WHAT TO WORK ON = Copy every record below exactly as written, but leave out the pictures.

***** ENTRIES PROVIDED *****

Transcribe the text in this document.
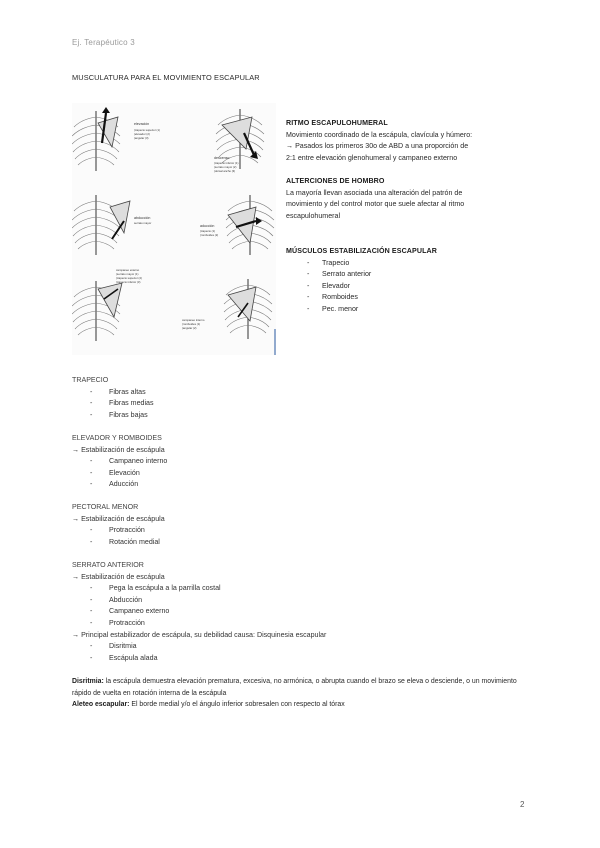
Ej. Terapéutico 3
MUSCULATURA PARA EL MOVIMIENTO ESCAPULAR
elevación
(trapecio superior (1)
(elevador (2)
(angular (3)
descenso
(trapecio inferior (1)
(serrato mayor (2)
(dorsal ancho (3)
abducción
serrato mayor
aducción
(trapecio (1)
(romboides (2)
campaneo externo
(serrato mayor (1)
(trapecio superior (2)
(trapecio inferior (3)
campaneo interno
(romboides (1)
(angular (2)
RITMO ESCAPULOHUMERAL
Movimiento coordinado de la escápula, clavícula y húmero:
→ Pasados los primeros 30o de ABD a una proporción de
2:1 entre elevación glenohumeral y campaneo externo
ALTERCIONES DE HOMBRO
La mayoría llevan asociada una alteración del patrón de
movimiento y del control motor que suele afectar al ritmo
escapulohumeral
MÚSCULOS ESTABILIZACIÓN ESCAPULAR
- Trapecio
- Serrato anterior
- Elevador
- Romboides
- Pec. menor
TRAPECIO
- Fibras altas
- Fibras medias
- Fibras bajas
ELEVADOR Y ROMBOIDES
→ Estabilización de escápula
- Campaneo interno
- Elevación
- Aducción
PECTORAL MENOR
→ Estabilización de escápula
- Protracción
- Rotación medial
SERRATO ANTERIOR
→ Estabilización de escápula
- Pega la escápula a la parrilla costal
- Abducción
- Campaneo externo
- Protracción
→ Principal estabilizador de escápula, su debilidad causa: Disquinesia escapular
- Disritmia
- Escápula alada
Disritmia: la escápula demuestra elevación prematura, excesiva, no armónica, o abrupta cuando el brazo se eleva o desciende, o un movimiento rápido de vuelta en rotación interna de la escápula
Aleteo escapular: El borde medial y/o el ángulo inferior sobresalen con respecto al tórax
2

*****

SOLUTION FOR THIS PROBLEM =
Transcribe the text in this document.
Ej. Terapéutico 3
MUSCULATURA PARA EL MOVIMIENTO ESCAPULAR
elevación
(trapecio superior (1)
(elevador (2)
(angular (3)
descenso
(trapecio inferior (1)
(serrato mayor (2)
(dorsal ancho (3)
abducción
serrato mayor
aducción
(trapecio (1)
(romboides (2)
campaneo externo
(serrato mayor (1)
(trapecio superior (2)
(trapecio inferior (3)
campaneo interno
(romboides (1)
(angular (2)
RITMO ESCAPULOHUMERAL
Movimiento coordinado de la escápula, clavícula y húmero:
→ Pasados los primeros 30o de ABD a una proporción de
2:1 entre elevación glenohumeral y campaneo externo
ALTERCIONES DE HOMBRO
La mayoría llevan asociada una alteración del patrón de
movimiento y del control motor que suele afectar al ritmo
escapulohumeral
MÚSCULOS ESTABILIZACIÓN ESCAPULAR
- Trapecio
- Serrato anterior
- Elevador
- Romboides
- Pec. menor
TRAPECIO
- Fibras altas
- Fibras medias
- Fibras bajas
ELEVADOR Y ROMBOIDES
→ Estabilización de escápula
- Campaneo interno
- Elevación
- Aducción
PECTORAL MENOR
→ Estabilización de escápula
- Protracción
- Rotación medial
SERRATO ANTERIOR
→ Estabilización de escápula
- Pega la escápula a la parrilla costal
- Abducción
- Campaneo externo
- Protracción
→ Principal estabilizador de escápula, su debilidad causa: Disquinesia escapular
- Disritmia
- Escápula alada
Disritmia: la escápula demuestra elevación prematura, excesiva, no armónica, o abrupta cuando el brazo se eleva o desciende, o un movimiento rápido de vuelta en rotación interna de la escápula
Aleteo escapular: El borde medial y/o el ángulo inferior sobresalen con respecto al tórax
2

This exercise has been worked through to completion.